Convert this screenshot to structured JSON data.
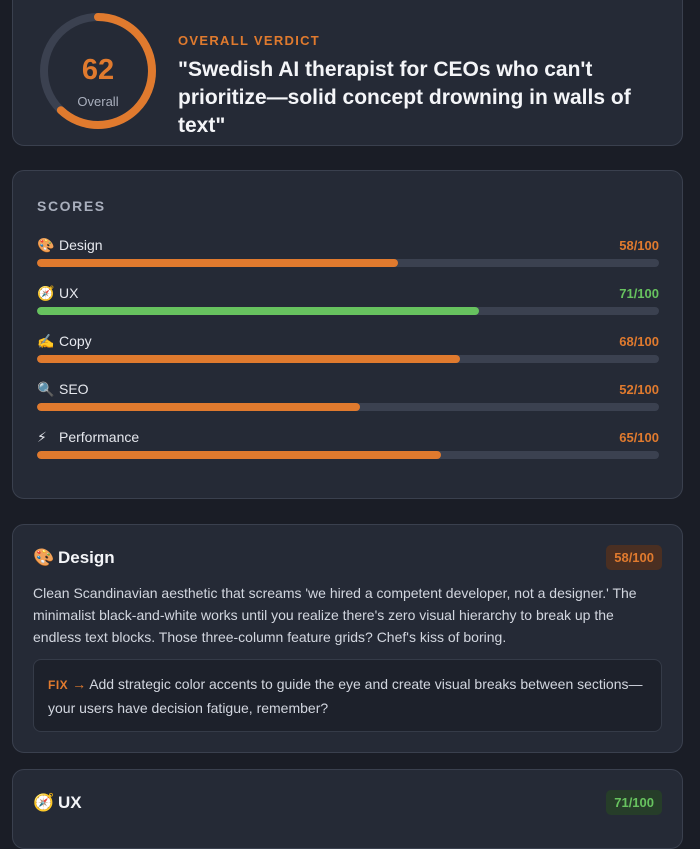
{
  "verdict": {
    "score": "62",
    "score_value": 62,
    "score_label": "Overall",
    "kicker": "OVERALL VERDICT",
    "quote": "\"Swedish AI therapist for CEOs who can't prioritize—solid concept drowning in walls of text\""
  },
  "scores": {
    "title": "SCORES",
    "items": [
      {
        "icon": "palette-icon",
        "emoji": "🎨",
        "label": "Design",
        "value_text": "58/100",
        "value": 58,
        "color": "#e07a2e"
      },
      {
        "icon": "compass-icon",
        "emoji": "🧭",
        "label": "UX",
        "value_text": "71/100",
        "value": 71,
        "color": "#67c25f"
      },
      {
        "icon": "writing-hand-icon",
        "emoji": "✍️",
        "label": "Copy",
        "value_text": "68/100",
        "value": 68,
        "color": "#e07a2e"
      },
      {
        "icon": "magnifier-icon",
        "emoji": "🔍",
        "label": "SEO",
        "value_text": "52/100",
        "value": 52,
        "color": "#e07a2e"
      },
      {
        "icon": "lightning-icon",
        "emoji": "⚡",
        "label": "Performance",
        "value_text": "65/100",
        "value": 65,
        "color": "#e07a2e"
      }
    ]
  },
  "details": {
    "design": {
      "emoji": "🎨",
      "title": "Design",
      "badge": "58/100",
      "body": "Clean Scandinavian aesthetic that screams 'we hired a competent developer, not a designer.' The minimalist black-and-white works until you realize there's zero visual hierarchy to break up the endless text blocks. Those three-column feature grids? Chef's kiss of boring.",
      "fix_label": "FIX",
      "fix_arrow": "→",
      "fix_text": "Add strategic color accents to guide the eye and create visual breaks between sections—your users have decision fatigue, remember?"
    },
    "ux": {
      "emoji": "🧭",
      "title": "UX",
      "badge": "71/100"
    }
  },
  "colors": {
    "accent_orange": "#e07a2e",
    "accent_green": "#67c25f",
    "background": "#1a1d26",
    "card": "#252a36"
  }
}
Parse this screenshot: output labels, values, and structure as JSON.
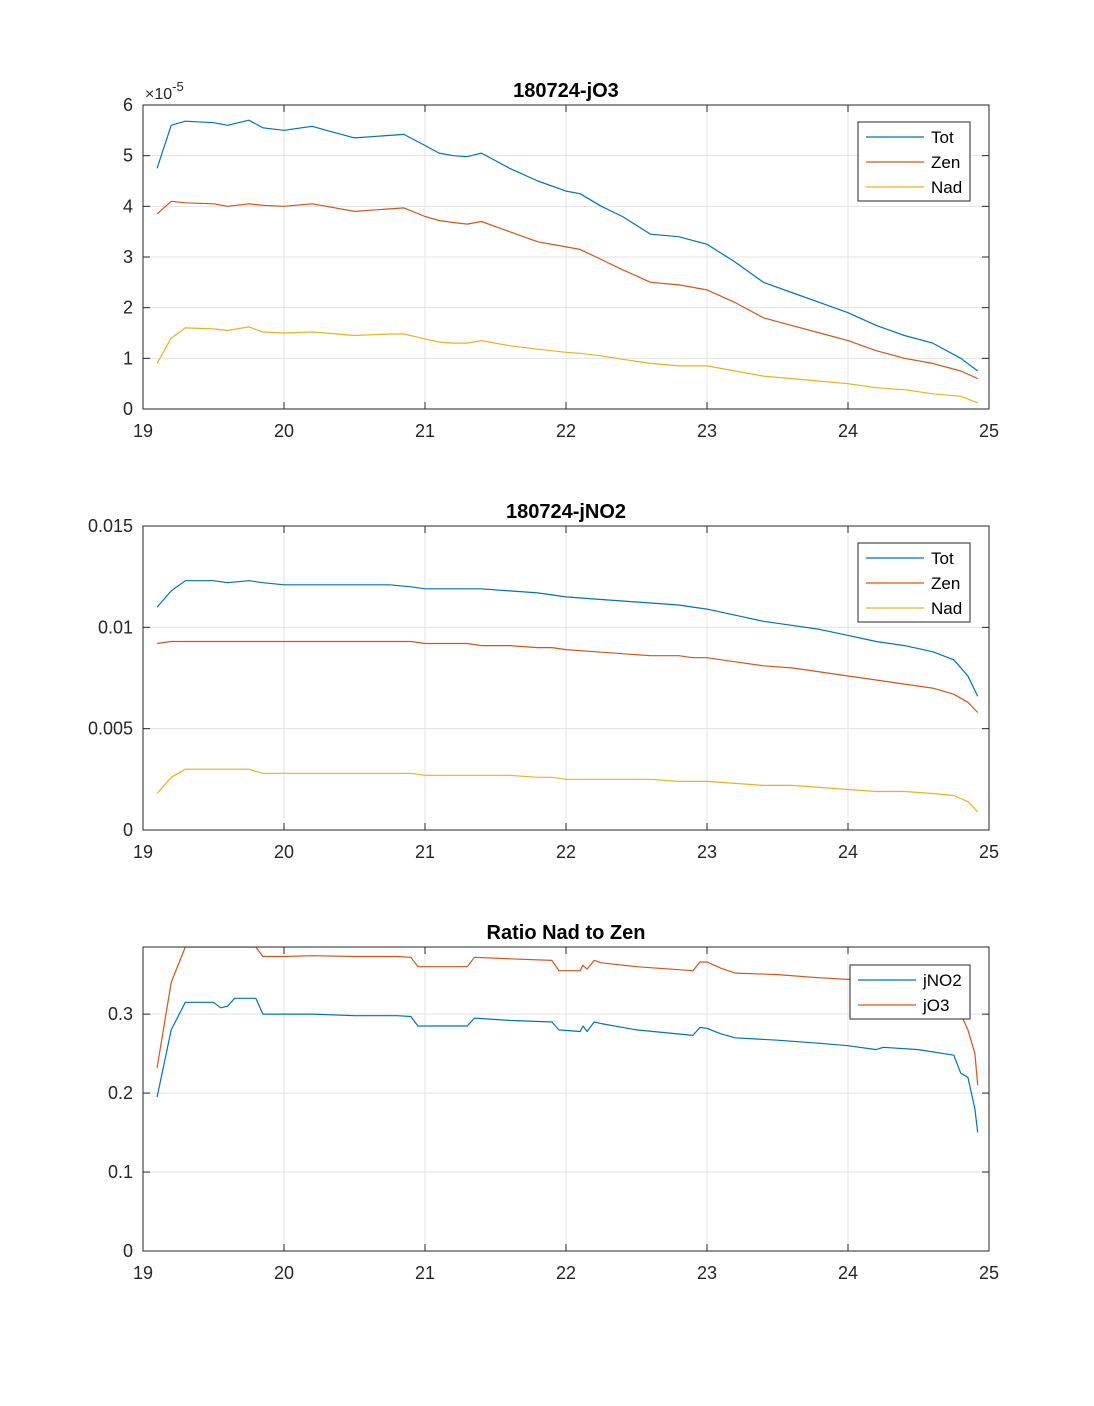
{
  "chart_data": [
    {
      "type": "line",
      "title": "180724-jO3",
      "xlim": [
        19,
        25
      ],
      "ylim": [
        0,
        6
      ],
      "xticks": [
        "19",
        "20",
        "21",
        "22",
        "23",
        "24",
        "25"
      ],
      "yticks": [
        "0",
        "1",
        "2",
        "3",
        "4",
        "5",
        "6"
      ],
      "yexponent": "-5",
      "grid": true,
      "legend_position": "top-right",
      "colors": [
        "#0072BD",
        "#D95319",
        "#EDB120"
      ],
      "series": [
        {
          "name": "Tot",
          "x": [
            19.1,
            19.2,
            19.3,
            19.5,
            19.6,
            19.75,
            19.85,
            20.0,
            20.2,
            20.3,
            20.5,
            20.75,
            20.85,
            21.0,
            21.1,
            21.2,
            21.3,
            21.4,
            21.6,
            21.8,
            22.0,
            22.1,
            22.25,
            22.4,
            22.6,
            22.8,
            23.0,
            23.2,
            23.4,
            23.6,
            23.8,
            24.0,
            24.2,
            24.4,
            24.6,
            24.8,
            24.92
          ],
          "y": [
            4.75,
            5.6,
            5.68,
            5.65,
            5.6,
            5.7,
            5.55,
            5.5,
            5.58,
            5.5,
            5.35,
            5.4,
            5.42,
            5.2,
            5.05,
            5.0,
            4.98,
            5.05,
            4.75,
            4.5,
            4.3,
            4.25,
            4.0,
            3.8,
            3.45,
            3.4,
            3.25,
            2.9,
            2.5,
            2.3,
            2.1,
            1.9,
            1.65,
            1.45,
            1.3,
            1.0,
            0.75
          ]
        },
        {
          "name": "Zen",
          "x": [
            19.1,
            19.2,
            19.3,
            19.5,
            19.6,
            19.75,
            19.85,
            20.0,
            20.2,
            20.3,
            20.5,
            20.75,
            20.85,
            21.0,
            21.1,
            21.2,
            21.3,
            21.4,
            21.6,
            21.8,
            22.0,
            22.1,
            22.25,
            22.4,
            22.6,
            22.8,
            23.0,
            23.2,
            23.4,
            23.6,
            23.8,
            24.0,
            24.2,
            24.4,
            24.6,
            24.8,
            24.92
          ],
          "y": [
            3.85,
            4.1,
            4.07,
            4.05,
            4.0,
            4.05,
            4.02,
            4.0,
            4.05,
            4.0,
            3.9,
            3.95,
            3.97,
            3.8,
            3.72,
            3.68,
            3.65,
            3.7,
            3.5,
            3.3,
            3.2,
            3.15,
            2.95,
            2.75,
            2.5,
            2.45,
            2.35,
            2.1,
            1.8,
            1.65,
            1.5,
            1.35,
            1.15,
            1.0,
            0.9,
            0.75,
            0.6
          ]
        },
        {
          "name": "Nad",
          "x": [
            19.1,
            19.2,
            19.3,
            19.5,
            19.6,
            19.75,
            19.85,
            20.0,
            20.2,
            20.3,
            20.5,
            20.75,
            20.85,
            21.0,
            21.1,
            21.2,
            21.3,
            21.4,
            21.6,
            21.8,
            22.0,
            22.1,
            22.25,
            22.4,
            22.6,
            22.8,
            23.0,
            23.2,
            23.4,
            23.6,
            23.8,
            24.0,
            24.2,
            24.4,
            24.6,
            24.8,
            24.92
          ],
          "y": [
            0.9,
            1.4,
            1.6,
            1.58,
            1.55,
            1.62,
            1.52,
            1.5,
            1.52,
            1.5,
            1.45,
            1.48,
            1.48,
            1.38,
            1.32,
            1.3,
            1.3,
            1.35,
            1.25,
            1.18,
            1.12,
            1.1,
            1.05,
            0.98,
            0.9,
            0.85,
            0.85,
            0.75,
            0.65,
            0.6,
            0.55,
            0.5,
            0.42,
            0.38,
            0.3,
            0.25,
            0.12
          ]
        }
      ]
    },
    {
      "type": "line",
      "title": "180724-jNO2",
      "xlim": [
        19,
        25
      ],
      "ylim": [
        0,
        0.015
      ],
      "xticks": [
        "19",
        "20",
        "21",
        "22",
        "23",
        "24",
        "25"
      ],
      "yticks": [
        "0",
        "0.005",
        "0.01",
        "0.015"
      ],
      "grid": true,
      "legend_position": "top-right",
      "colors": [
        "#0072BD",
        "#D95319",
        "#EDB120"
      ],
      "series": [
        {
          "name": "Tot",
          "x": [
            19.1,
            19.2,
            19.3,
            19.5,
            19.6,
            19.75,
            19.85,
            20.0,
            20.2,
            20.5,
            20.75,
            20.9,
            21.0,
            21.3,
            21.4,
            21.6,
            21.8,
            21.9,
            22.0,
            22.2,
            22.4,
            22.6,
            22.8,
            22.9,
            23.0,
            23.2,
            23.4,
            23.6,
            23.8,
            24.0,
            24.2,
            24.4,
            24.6,
            24.75,
            24.85,
            24.92
          ],
          "y": [
            0.011,
            0.0118,
            0.0123,
            0.0123,
            0.0122,
            0.0123,
            0.0122,
            0.0121,
            0.0121,
            0.0121,
            0.0121,
            0.012,
            0.0119,
            0.0119,
            0.0119,
            0.0118,
            0.0117,
            0.0116,
            0.0115,
            0.0114,
            0.0113,
            0.0112,
            0.0111,
            0.011,
            0.0109,
            0.0106,
            0.0103,
            0.0101,
            0.0099,
            0.0096,
            0.0093,
            0.0091,
            0.0088,
            0.0084,
            0.0076,
            0.0066
          ]
        },
        {
          "name": "Zen",
          "x": [
            19.1,
            19.2,
            19.3,
            19.5,
            19.6,
            19.75,
            19.85,
            20.0,
            20.2,
            20.5,
            20.75,
            20.9,
            21.0,
            21.3,
            21.4,
            21.6,
            21.8,
            21.9,
            22.0,
            22.2,
            22.4,
            22.6,
            22.8,
            22.9,
            23.0,
            23.2,
            23.4,
            23.6,
            23.8,
            24.0,
            24.2,
            24.4,
            24.6,
            24.75,
            24.85,
            24.92
          ],
          "y": [
            0.0092,
            0.0093,
            0.0093,
            0.0093,
            0.0093,
            0.0093,
            0.0093,
            0.0093,
            0.0093,
            0.0093,
            0.0093,
            0.0093,
            0.0092,
            0.0092,
            0.0091,
            0.0091,
            0.009,
            0.009,
            0.0089,
            0.0088,
            0.0087,
            0.0086,
            0.0086,
            0.0085,
            0.0085,
            0.0083,
            0.0081,
            0.008,
            0.0078,
            0.0076,
            0.0074,
            0.0072,
            0.007,
            0.0067,
            0.0063,
            0.0058
          ]
        },
        {
          "name": "Nad",
          "x": [
            19.1,
            19.2,
            19.3,
            19.5,
            19.6,
            19.75,
            19.85,
            20.0,
            20.2,
            20.5,
            20.75,
            20.9,
            21.0,
            21.3,
            21.4,
            21.6,
            21.8,
            21.9,
            22.0,
            22.2,
            22.4,
            22.6,
            22.8,
            22.9,
            23.0,
            23.2,
            23.4,
            23.6,
            23.8,
            24.0,
            24.2,
            24.4,
            24.6,
            24.75,
            24.85,
            24.92
          ],
          "y": [
            0.0018,
            0.0026,
            0.003,
            0.003,
            0.003,
            0.003,
            0.0028,
            0.0028,
            0.0028,
            0.0028,
            0.0028,
            0.0028,
            0.0027,
            0.0027,
            0.0027,
            0.0027,
            0.0026,
            0.0026,
            0.0025,
            0.0025,
            0.0025,
            0.0025,
            0.0024,
            0.0024,
            0.0024,
            0.0023,
            0.0022,
            0.0022,
            0.0021,
            0.002,
            0.0019,
            0.0019,
            0.0018,
            0.0017,
            0.0014,
            0.0009
          ]
        }
      ]
    },
    {
      "type": "line",
      "title": "Ratio Nad to Zen",
      "xlim": [
        19,
        25
      ],
      "ylim": [
        0,
        0.385
      ],
      "xticks": [
        "19",
        "20",
        "21",
        "22",
        "23",
        "24",
        "25"
      ],
      "yticks": [
        "0",
        "0.1",
        "0.2",
        "0.3"
      ],
      "grid": true,
      "legend_position": "top-right",
      "colors": [
        "#0072BD",
        "#D95319"
      ],
      "series": [
        {
          "name": "jNO2",
          "x": [
            19.1,
            19.2,
            19.3,
            19.5,
            19.55,
            19.6,
            19.65,
            19.8,
            19.85,
            20.0,
            20.2,
            20.5,
            20.8,
            20.9,
            20.95,
            21.3,
            21.35,
            21.6,
            21.9,
            21.95,
            22.1,
            22.12,
            22.15,
            22.2,
            22.25,
            22.5,
            22.9,
            22.95,
            23.0,
            23.1,
            23.2,
            23.5,
            23.8,
            24.0,
            24.2,
            24.25,
            24.5,
            24.75,
            24.8,
            24.85,
            24.9,
            24.92
          ],
          "y": [
            0.195,
            0.28,
            0.315,
            0.315,
            0.308,
            0.31,
            0.32,
            0.32,
            0.3,
            0.3,
            0.3,
            0.298,
            0.298,
            0.297,
            0.285,
            0.285,
            0.295,
            0.292,
            0.29,
            0.28,
            0.278,
            0.285,
            0.278,
            0.29,
            0.288,
            0.28,
            0.273,
            0.283,
            0.282,
            0.275,
            0.27,
            0.267,
            0.263,
            0.26,
            0.255,
            0.258,
            0.255,
            0.248,
            0.225,
            0.22,
            0.18,
            0.15
          ]
        },
        {
          "name": "jO3",
          "x": [
            19.1,
            19.2,
            19.3,
            19.5,
            19.55,
            19.6,
            19.65,
            19.8,
            19.85,
            20.0,
            20.2,
            20.5,
            20.8,
            20.9,
            20.95,
            21.3,
            21.35,
            21.6,
            21.9,
            21.95,
            22.1,
            22.12,
            22.15,
            22.2,
            22.25,
            22.5,
            22.9,
            22.95,
            23.0,
            23.1,
            23.2,
            23.5,
            23.8,
            24.0,
            24.2,
            24.25,
            24.5,
            24.75,
            24.8,
            24.85,
            24.9,
            24.92
          ],
          "y": [
            0.232,
            0.34,
            0.385,
            0.385,
            0.385,
            0.385,
            0.385,
            0.385,
            0.373,
            0.373,
            0.374,
            0.373,
            0.373,
            0.372,
            0.36,
            0.36,
            0.372,
            0.37,
            0.368,
            0.355,
            0.355,
            0.362,
            0.357,
            0.368,
            0.365,
            0.36,
            0.355,
            0.366,
            0.366,
            0.358,
            0.352,
            0.35,
            0.346,
            0.344,
            0.342,
            0.342,
            0.34,
            0.333,
            0.3,
            0.28,
            0.25,
            0.21
          ]
        }
      ]
    }
  ]
}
======
- [What to work on] Identify every line holding the word "this" and copy it out.

- [Response below]
Convert this screenshot to structured JSON data.
Parse this screenshot: output labels, values, and structure as JSON.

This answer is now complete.